> _Given request_:
Extract the lines that carry the string "Biblioteca" from the listing.

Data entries
=-=-=

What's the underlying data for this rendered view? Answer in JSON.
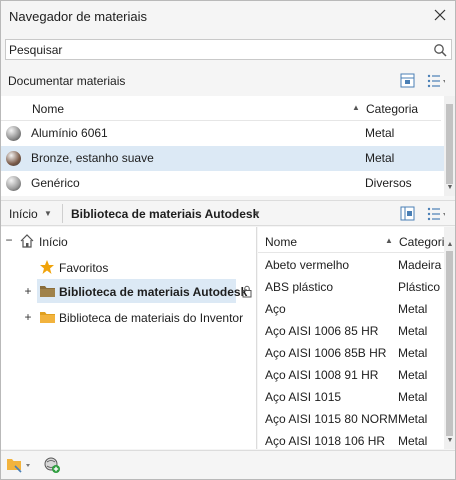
{
  "window": {
    "title": "Navegador de materiais"
  },
  "search": {
    "placeholder": "Pesquisar",
    "value": ""
  },
  "document_section": {
    "label": "Documentar materiais"
  },
  "doc_table": {
    "columns": {
      "name": "Nome",
      "category": "Categoria"
    },
    "rows": [
      {
        "name": "Alumínio 6061",
        "category": "Metal",
        "swatch": "#8d8d8d",
        "selected": false
      },
      {
        "name": "Bronze, estanho suave",
        "category": "Metal",
        "swatch": "#7a5a48",
        "selected": true
      },
      {
        "name": "Genérico",
        "category": "Diversos",
        "swatch": "#9a9a9a",
        "selected": false
      }
    ]
  },
  "breadcrumb": {
    "home": "Início",
    "library": "Biblioteca de materiais Autodesk"
  },
  "tree": {
    "root": "Início",
    "favorites": "Favoritos",
    "libraries": [
      {
        "label": "Biblioteca de materiais Autodesk",
        "selected": true,
        "locked": true
      },
      {
        "label": "Biblioteca de materiais do Inventor",
        "selected": false,
        "locked": false
      }
    ]
  },
  "library_list": {
    "columns": {
      "name": "Nome",
      "category": "Categori"
    },
    "rows": [
      {
        "name": "Abeto vermelho",
        "category": "Madeira"
      },
      {
        "name": "ABS plástico",
        "category": "Plástico"
      },
      {
        "name": "Aço",
        "category": "Metal"
      },
      {
        "name": "Aço AISI 1006 85 HR",
        "category": "Metal"
      },
      {
        "name": "Aço AISI 1006 85B HR",
        "category": "Metal"
      },
      {
        "name": "Aço AISI 1008 91 HR",
        "category": "Metal"
      },
      {
        "name": "Aço AISI 1015",
        "category": "Metal"
      },
      {
        "name": "Aço AISI 1015 80 NORM",
        "category": "Metal"
      },
      {
        "name": "Aço AISI 1018 106 HR",
        "category": "Metal"
      }
    ]
  },
  "colors": {
    "selection": "#dce9f5",
    "folder": "#f2b33d",
    "star": "#f0a30a"
  }
}
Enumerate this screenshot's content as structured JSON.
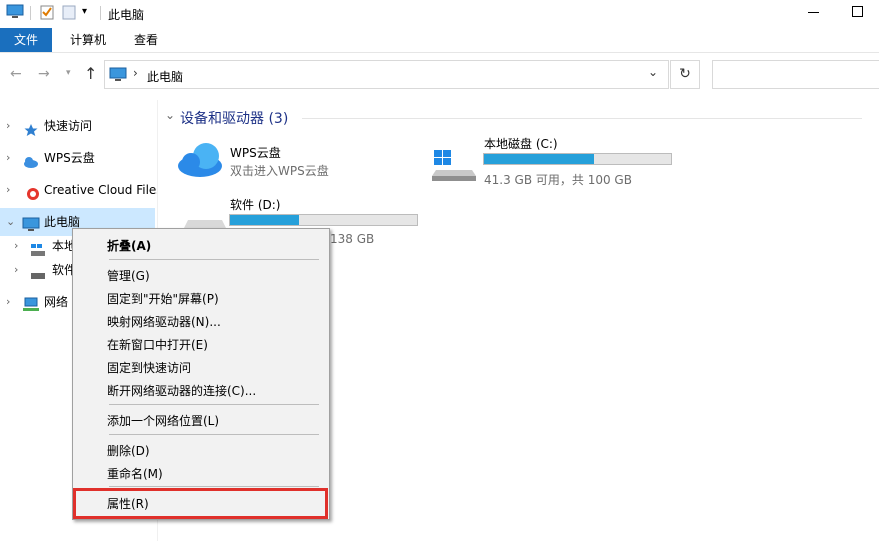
{
  "window": {
    "title": "此电脑"
  },
  "ribbon": {
    "tabs": [
      "文件",
      "计算机",
      "查看"
    ]
  },
  "address": {
    "location": "此电脑"
  },
  "nav_pane": {
    "items": [
      "快速访问",
      "WPS云盘",
      "Creative Cloud Files",
      "此电脑",
      "本地",
      "软件",
      "网络"
    ]
  },
  "content": {
    "group_title": "设备和驱动器 (3)",
    "drives": [
      {
        "name": "WPS云盘",
        "subtitle": "双击进入WPS云盘"
      },
      {
        "name": "本地磁盘 (C:)",
        "subtitle": "41.3 GB 可用，共 100 GB",
        "used_fraction": 0.587
      },
      {
        "name": "软件 (D:)",
        "subtitle": "138 GB",
        "used_fraction": 0.37
      }
    ]
  },
  "context_menu": {
    "items": {
      "collapse": "折叠(A)",
      "manage": "管理(G)",
      "pin_start": "固定到\"开始\"屏幕(P)",
      "map_drive": "映射网络驱动器(N)...",
      "open_new_window": "在新窗口中打开(E)",
      "pin_quick": "固定到快速访问",
      "disconnect": "断开网络驱动器的连接(C)...",
      "add_location": "添加一个网络位置(L)",
      "delete": "删除(D)",
      "rename": "重命名(M)",
      "properties": "属性(R)"
    }
  },
  "colors": {
    "accent": "#1a6fbe",
    "selection": "#cce8ff",
    "progress": "#26a0da",
    "highlight_box": "#e0302b"
  }
}
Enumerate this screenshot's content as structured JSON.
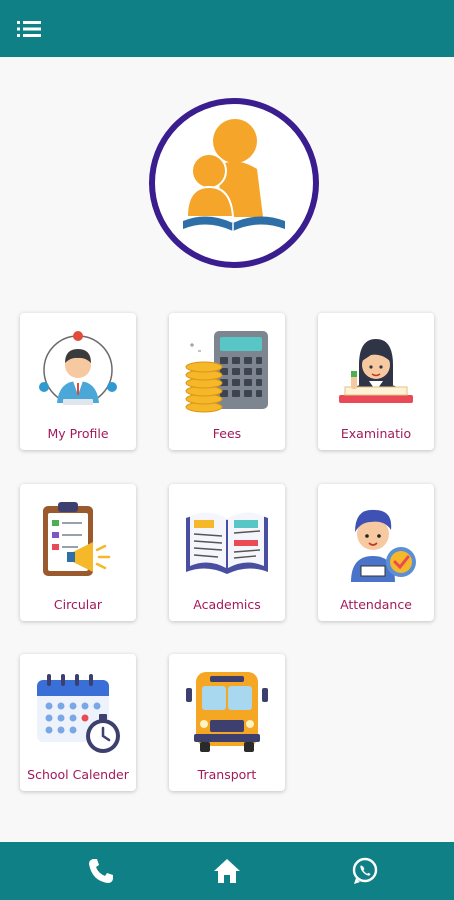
{
  "header": {
    "menu_icon": "list-menu-icon"
  },
  "logo": {
    "icon": "school-logo-icon",
    "colors": {
      "ring": "#3a1d8f",
      "figure": "#f4a52a",
      "book": "#2e6fa7"
    }
  },
  "tiles": [
    {
      "label": "My Profile",
      "icon": "profile-icon"
    },
    {
      "label": "Fees",
      "icon": "fees-calculator-icon"
    },
    {
      "label": "Examinatio",
      "icon": "examination-icon"
    },
    {
      "label": "Circular",
      "icon": "circular-clipboard-icon"
    },
    {
      "label": "Academics",
      "icon": "book-icon"
    },
    {
      "label": "Attendance",
      "icon": "attendance-icon"
    },
    {
      "label": "School Calender",
      "icon": "calendar-icon"
    },
    {
      "label": "Transport",
      "icon": "bus-icon"
    }
  ],
  "footer": {
    "icons": [
      "phone-icon",
      "home-icon",
      "whatsapp-icon"
    ]
  },
  "colors": {
    "bar": "#0e8086",
    "label": "#a3195b",
    "background": "#f8f8f8"
  }
}
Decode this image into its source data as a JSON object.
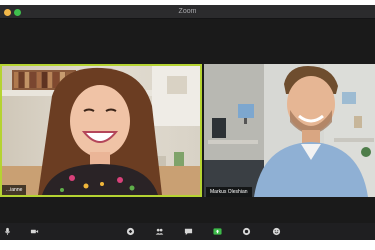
{
  "window": {
    "title": "Zoom"
  },
  "participants": [
    {
      "name": "...ianne",
      "active_speaker": true
    },
    {
      "name": "Markus Oleshian",
      "active_speaker": false
    }
  ],
  "toolbar": {
    "buttons": [
      {
        "icon": "microphone-icon"
      },
      {
        "icon": "video-camera-icon"
      },
      {
        "icon": "security-icon"
      },
      {
        "icon": "participants-icon"
      },
      {
        "icon": "chat-icon"
      },
      {
        "icon": "share-screen-icon"
      },
      {
        "icon": "record-icon"
      },
      {
        "icon": "reactions-icon"
      }
    ]
  },
  "colors": {
    "active_speaker_border": "#b5d332",
    "share_screen": "#3dbb4a",
    "window_chrome": "#2b2b2d",
    "stage_background": "#1a1a1a"
  }
}
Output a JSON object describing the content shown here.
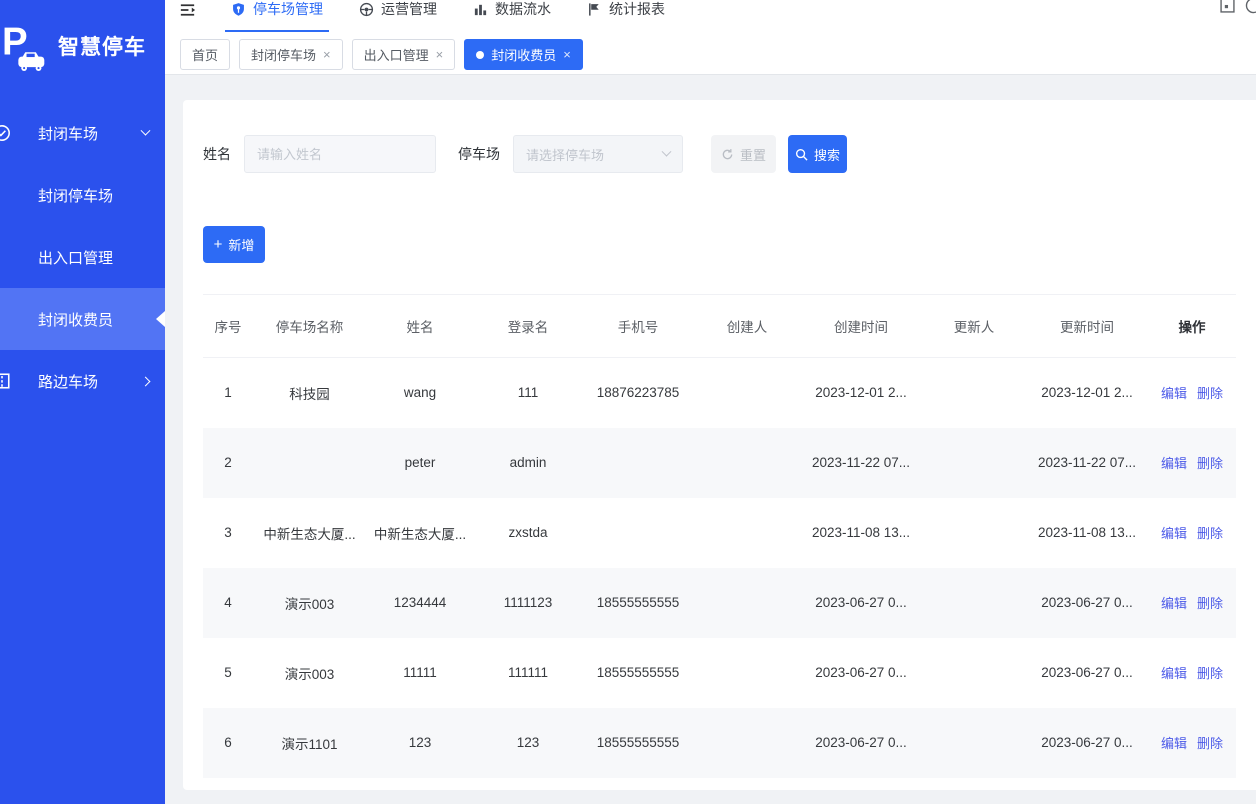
{
  "brand": {
    "title": "智慧停车"
  },
  "colors": {
    "primary": "#2d6bf5",
    "sidebar": "#2b51ed",
    "sidebar_active": "#5274f4",
    "link": "#4d5be8",
    "page_bg": "#f0f2f5",
    "stripe": "#f7f8fa"
  },
  "topnav": {
    "items": [
      {
        "key": "parking-management",
        "label": "停车场管理",
        "icon": "shield-icon",
        "active": true
      },
      {
        "key": "operations-management",
        "label": "运营管理",
        "icon": "steering-wheel-icon",
        "active": false
      },
      {
        "key": "data-flow",
        "label": "数据流水",
        "icon": "bar-chart-icon",
        "active": false
      },
      {
        "key": "statistics-report",
        "label": "统计报表",
        "icon": "flag-icon",
        "active": false
      }
    ]
  },
  "tabs": [
    {
      "key": "home",
      "label": "首页",
      "closable": false,
      "active": false
    },
    {
      "key": "closed-parking-lot",
      "label": "封闭停车场",
      "closable": true,
      "active": false
    },
    {
      "key": "entrance-exit-management",
      "label": "出入口管理",
      "closable": true,
      "active": false
    },
    {
      "key": "closed-toll-collector",
      "label": "封闭收费员",
      "closable": true,
      "active": true
    }
  ],
  "sidebar": {
    "items": [
      {
        "key": "closed-parking",
        "label": "封闭车场",
        "type": "group",
        "icon": "closed-parking-icon",
        "expanded": true,
        "active": false
      },
      {
        "key": "closed-parking-lot",
        "label": "封闭停车场",
        "type": "child",
        "active": false
      },
      {
        "key": "entrance-exit-management",
        "label": "出入口管理",
        "type": "child",
        "active": false
      },
      {
        "key": "closed-toll-collector",
        "label": "封闭收费员",
        "type": "child",
        "active": true
      },
      {
        "key": "roadside-parking",
        "label": "路边车场",
        "type": "group",
        "icon": "roadside-parking-icon",
        "expanded": false,
        "active": false
      }
    ]
  },
  "search": {
    "name_label": "姓名",
    "name_placeholder": "请输入姓名",
    "park_label": "停车场",
    "park_placeholder": "请选择停车场",
    "reset_label": "重置",
    "search_label": "搜索"
  },
  "toolbar": {
    "add_label": "新增"
  },
  "table": {
    "columns": [
      "序号",
      "停车场名称",
      "姓名",
      "登录名",
      "手机号",
      "创建人",
      "创建时间",
      "更新人",
      "更新时间",
      "操作"
    ],
    "edit_label": "编辑",
    "delete_label": "删除",
    "rows": [
      [
        "1",
        "科技园",
        "wang",
        "111",
        "18876223785",
        "",
        "2023-12-01 2...",
        "",
        "2023-12-01 2..."
      ],
      [
        "2",
        "",
        "peter",
        "admin",
        "",
        "",
        "2023-11-22 07...",
        "",
        "2023-11-22 07..."
      ],
      [
        "3",
        "中新生态大厦...",
        "中新生态大厦...",
        "zxstda",
        "",
        "",
        "2023-11-08 13...",
        "",
        "2023-11-08 13..."
      ],
      [
        "4",
        "演示003",
        "1234444",
        "1111123",
        "18555555555",
        "",
        "2023-06-27 0...",
        "",
        "2023-06-27 0..."
      ],
      [
        "5",
        "演示003",
        "11111",
        "111111",
        "18555555555",
        "",
        "2023-06-27 0...",
        "",
        "2023-06-27 0..."
      ],
      [
        "6",
        "演示1101",
        "123",
        "123",
        "18555555555",
        "",
        "2023-06-27 0...",
        "",
        "2023-06-27 0..."
      ]
    ]
  }
}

=-=-=

> _Result of this exercise_:
    "library": "Biblioteca de materiais Autodesk"
        "label": "Biblioteca de materiais Autodesk",
        "label": "Biblioteca de materiais do Inventor",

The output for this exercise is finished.